§ Directions: Quote all of the data below exactly, please.

§ Exercise data:
__________________________________________________

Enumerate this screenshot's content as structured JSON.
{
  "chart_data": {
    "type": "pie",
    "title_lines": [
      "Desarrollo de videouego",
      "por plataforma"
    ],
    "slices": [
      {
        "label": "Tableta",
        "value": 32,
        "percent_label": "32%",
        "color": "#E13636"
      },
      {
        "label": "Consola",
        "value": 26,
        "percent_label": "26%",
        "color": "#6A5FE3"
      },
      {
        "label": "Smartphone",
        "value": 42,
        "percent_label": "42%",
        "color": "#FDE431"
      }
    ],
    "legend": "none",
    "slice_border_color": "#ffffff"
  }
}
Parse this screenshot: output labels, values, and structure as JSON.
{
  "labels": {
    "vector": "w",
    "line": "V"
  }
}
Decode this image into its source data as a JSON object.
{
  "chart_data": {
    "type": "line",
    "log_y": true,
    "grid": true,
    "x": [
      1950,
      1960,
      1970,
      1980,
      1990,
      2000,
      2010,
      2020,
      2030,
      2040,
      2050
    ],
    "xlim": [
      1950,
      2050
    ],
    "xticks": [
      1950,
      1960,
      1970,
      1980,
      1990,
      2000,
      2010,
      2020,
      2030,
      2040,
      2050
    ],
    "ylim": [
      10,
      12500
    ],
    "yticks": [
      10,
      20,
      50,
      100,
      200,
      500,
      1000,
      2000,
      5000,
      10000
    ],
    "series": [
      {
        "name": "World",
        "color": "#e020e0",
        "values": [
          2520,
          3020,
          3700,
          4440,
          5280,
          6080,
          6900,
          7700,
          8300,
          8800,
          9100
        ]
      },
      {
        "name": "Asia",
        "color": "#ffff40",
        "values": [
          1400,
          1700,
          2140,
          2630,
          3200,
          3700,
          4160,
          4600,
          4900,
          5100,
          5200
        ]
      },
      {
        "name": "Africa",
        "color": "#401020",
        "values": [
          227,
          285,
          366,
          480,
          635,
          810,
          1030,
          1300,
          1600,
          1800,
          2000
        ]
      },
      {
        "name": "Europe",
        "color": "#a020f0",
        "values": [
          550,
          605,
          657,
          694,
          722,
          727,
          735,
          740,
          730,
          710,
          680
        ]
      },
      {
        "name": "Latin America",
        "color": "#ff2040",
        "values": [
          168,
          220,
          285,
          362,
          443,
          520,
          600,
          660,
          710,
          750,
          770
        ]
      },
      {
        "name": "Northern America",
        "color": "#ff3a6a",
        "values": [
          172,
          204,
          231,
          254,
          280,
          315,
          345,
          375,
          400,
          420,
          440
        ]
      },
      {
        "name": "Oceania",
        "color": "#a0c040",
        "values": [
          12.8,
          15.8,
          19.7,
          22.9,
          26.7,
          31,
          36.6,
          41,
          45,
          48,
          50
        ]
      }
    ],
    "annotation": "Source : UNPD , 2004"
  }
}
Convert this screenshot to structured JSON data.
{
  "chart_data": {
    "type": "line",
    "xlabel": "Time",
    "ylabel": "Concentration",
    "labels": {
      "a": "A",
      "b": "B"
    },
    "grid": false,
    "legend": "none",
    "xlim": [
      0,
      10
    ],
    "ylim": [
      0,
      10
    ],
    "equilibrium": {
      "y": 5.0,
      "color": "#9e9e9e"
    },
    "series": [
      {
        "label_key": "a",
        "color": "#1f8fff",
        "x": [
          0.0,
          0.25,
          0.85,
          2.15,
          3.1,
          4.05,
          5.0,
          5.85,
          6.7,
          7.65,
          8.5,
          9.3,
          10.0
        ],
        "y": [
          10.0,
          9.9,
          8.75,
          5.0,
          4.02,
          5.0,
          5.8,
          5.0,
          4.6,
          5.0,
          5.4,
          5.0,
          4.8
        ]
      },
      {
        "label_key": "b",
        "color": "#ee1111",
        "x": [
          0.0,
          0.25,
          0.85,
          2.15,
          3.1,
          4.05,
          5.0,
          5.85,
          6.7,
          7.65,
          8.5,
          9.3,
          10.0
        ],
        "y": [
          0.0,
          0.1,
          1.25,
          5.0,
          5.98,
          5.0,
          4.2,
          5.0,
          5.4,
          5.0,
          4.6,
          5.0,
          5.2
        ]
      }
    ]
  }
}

__________________________________________________

§ Finished answer:
Enumerate this screenshot's content as structured JSON.
{
  "chart_data": {
    "type": "pie",
    "title_lines": [
      "Desarrollo de videouego",
      "por plataforma"
    ],
    "slices": [
      {
        "label": "Tableta",
        "value": 32,
        "percent_label": "32%",
        "color": "#E13636"
      },
      {
        "label": "Consola",
        "value": 26,
        "percent_label": "26%",
        "color": "#6A5FE3"
      },
      {
        "label": "Smartphone",
        "value": 42,
        "percent_label": "42%",
        "color": "#FDE431"
      }
    ],
    "legend": "none",
    "slice_border_color": "#ffffff"
  }
}
Parse this screenshot: output labels, values, and structure as JSON.
{
  "labels": {
    "vector": "w",
    "line": "V"
  }
}
Decode this image into its source data as a JSON object.
{
  "chart_data": {
    "type": "line",
    "log_y": true,
    "grid": true,
    "x": [
      1950,
      1960,
      1970,
      1980,
      1990,
      2000,
      2010,
      2020,
      2030,
      2040,
      2050
    ],
    "xlim": [
      1950,
      2050
    ],
    "xticks": [
      1950,
      1960,
      1970,
      1980,
      1990,
      2000,
      2010,
      2020,
      2030,
      2040,
      2050
    ],
    "ylim": [
      10,
      12500
    ],
    "yticks": [
      10,
      20,
      50,
      100,
      200,
      500,
      1000,
      2000,
      5000,
      10000
    ],
    "series": [
      {
        "name": "World",
        "color": "#e020e0",
        "values": [
          2520,
          3020,
          3700,
          4440,
          5280,
          6080,
          6900,
          7700,
          8300,
          8800,
          9100
        ]
      },
      {
        "name": "Asia",
        "color": "#ffff40",
        "values": [
          1400,
          1700,
          2140,
          2630,
          3200,
          3700,
          4160,
          4600,
          4900,
          5100,
          5200
        ]
      },
      {
        "name": "Africa",
        "color": "#401020",
        "values": [
          227,
          285,
          366,
          480,
          635,
          810,
          1030,
          1300,
          1600,
          1800,
          2000
        ]
      },
      {
        "name": "Europe",
        "color": "#a020f0",
        "values": [
          550,
          605,
          657,
          694,
          722,
          727,
          735,
          740,
          730,
          710,
          680
        ]
      },
      {
        "name": "Latin America",
        "color": "#ff2040",
        "values": [
          168,
          220,
          285,
          362,
          443,
          520,
          600,
          660,
          710,
          750,
          770
        ]
      },
      {
        "name": "Northern America",
        "color": "#ff3a6a",
        "values": [
          172,
          204,
          231,
          254,
          280,
          315,
          345,
          375,
          400,
          420,
          440
        ]
      },
      {
        "name": "Oceania",
        "color": "#a0c040",
        "values": [
          12.8,
          15.8,
          19.7,
          22.9,
          26.7,
          31,
          36.6,
          41,
          45,
          48,
          50
        ]
      }
    ],
    "annotation": "Source : UNPD , 2004"
  }
}
Convert this screenshot to structured JSON data.
{
  "chart_data": {
    "type": "line",
    "xlabel": "Time",
    "ylabel": "Concentration",
    "labels": {
      "a": "A",
      "b": "B"
    },
    "grid": false,
    "legend": "none",
    "xlim": [
      0,
      10
    ],
    "ylim": [
      0,
      10
    ],
    "equilibrium": {
      "y": 5.0,
      "color": "#9e9e9e"
    },
    "series": [
      {
        "label_key": "a",
        "color": "#1f8fff",
        "x": [
          0.0,
          0.25,
          0.85,
          2.15,
          3.1,
          4.05,
          5.0,
          5.85,
          6.7,
          7.65,
          8.5,
          9.3,
          10.0
        ],
        "y": [
          10.0,
          9.9,
          8.75,
          5.0,
          4.02,
          5.0,
          5.8,
          5.0,
          4.6,
          5.0,
          5.4,
          5.0,
          4.8
        ]
      },
      {
        "label_key": "b",
        "color": "#ee1111",
        "x": [
          0.0,
          0.25,
          0.85,
          2.15,
          3.1,
          4.05,
          5.0,
          5.85,
          6.7,
          7.65,
          8.5,
          9.3,
          10.0
        ],
        "y": [
          0.0,
          0.1,
          1.25,
          5.0,
          5.98,
          5.0,
          4.2,
          5.0,
          5.4,
          5.0,
          4.6,
          5.0,
          5.2
        ]
      }
    ]
  }
}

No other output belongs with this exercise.